:: Request ::
Transcribe all records exactly.

------------------------------------------------------------------------

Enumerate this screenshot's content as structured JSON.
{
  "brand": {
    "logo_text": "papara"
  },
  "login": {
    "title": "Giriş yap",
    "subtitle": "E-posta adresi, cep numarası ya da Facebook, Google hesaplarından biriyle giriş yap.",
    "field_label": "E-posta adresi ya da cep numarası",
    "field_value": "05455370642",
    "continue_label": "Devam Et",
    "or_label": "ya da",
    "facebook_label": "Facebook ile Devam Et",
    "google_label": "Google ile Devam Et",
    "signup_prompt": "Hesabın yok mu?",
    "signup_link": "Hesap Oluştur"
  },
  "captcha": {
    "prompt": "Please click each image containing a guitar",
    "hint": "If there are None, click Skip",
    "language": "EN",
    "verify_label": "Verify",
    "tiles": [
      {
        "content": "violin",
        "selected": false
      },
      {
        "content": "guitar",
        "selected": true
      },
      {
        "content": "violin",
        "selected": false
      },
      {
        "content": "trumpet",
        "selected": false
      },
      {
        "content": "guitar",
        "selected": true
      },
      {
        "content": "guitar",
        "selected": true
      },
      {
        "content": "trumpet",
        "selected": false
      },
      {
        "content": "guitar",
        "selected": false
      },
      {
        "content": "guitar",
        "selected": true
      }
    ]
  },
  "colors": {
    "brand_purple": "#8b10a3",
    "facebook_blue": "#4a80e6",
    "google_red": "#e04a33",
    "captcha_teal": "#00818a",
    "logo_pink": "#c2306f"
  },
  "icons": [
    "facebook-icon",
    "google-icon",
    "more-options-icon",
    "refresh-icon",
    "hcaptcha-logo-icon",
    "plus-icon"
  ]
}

------------------------------------------------------------------------

:: Answer to the problem ::
Enumerate this screenshot's content as structured JSON.
{
  "brand": {
    "logo_text": "papara"
  },
  "login": {
    "title": "Giriş yap",
    "subtitle": "E-posta adresi, cep numarası ya da Facebook, Google hesaplarından biriyle giriş yap.",
    "field_label": "E-posta adresi ya da cep numarası",
    "field_value": "05455370642",
    "continue_label": "Devam Et",
    "or_label": "ya da",
    "facebook_label": "Facebook ile Devam Et",
    "google_label": "Google ile Devam Et",
    "signup_prompt": "Hesabın yok mu?",
    "signup_link": "Hesap Oluştur"
  },
  "captcha": {
    "prompt": "Please click each image containing a guitar",
    "hint": "If there are None, click Skip",
    "language": "EN",
    "verify_label": "Verify",
    "tiles": [
      {
        "content": "violin",
        "selected": false
      },
      {
        "content": "guitar",
        "selected": true
      },
      {
        "content": "violin",
        "selected": false
      },
      {
        "content": "trumpet",
        "selected": false
      },
      {
        "content": "guitar",
        "selected": true
      },
      {
        "content": "guitar",
        "selected": true
      },
      {
        "content": "trumpet",
        "selected": false
      },
      {
        "content": "guitar",
        "selected": false
      },
      {
        "content": "guitar",
        "selected": true
      }
    ]
  },
  "colors": {
    "brand_purple": "#8b10a3",
    "facebook_blue": "#4a80e6",
    "google_red": "#e04a33",
    "captcha_teal": "#00818a",
    "logo_pink": "#c2306f"
  },
  "icons": [
    "facebook-icon",
    "google-icon",
    "more-options-icon",
    "refresh-icon",
    "hcaptcha-logo-icon",
    "plus-icon"
  ]
}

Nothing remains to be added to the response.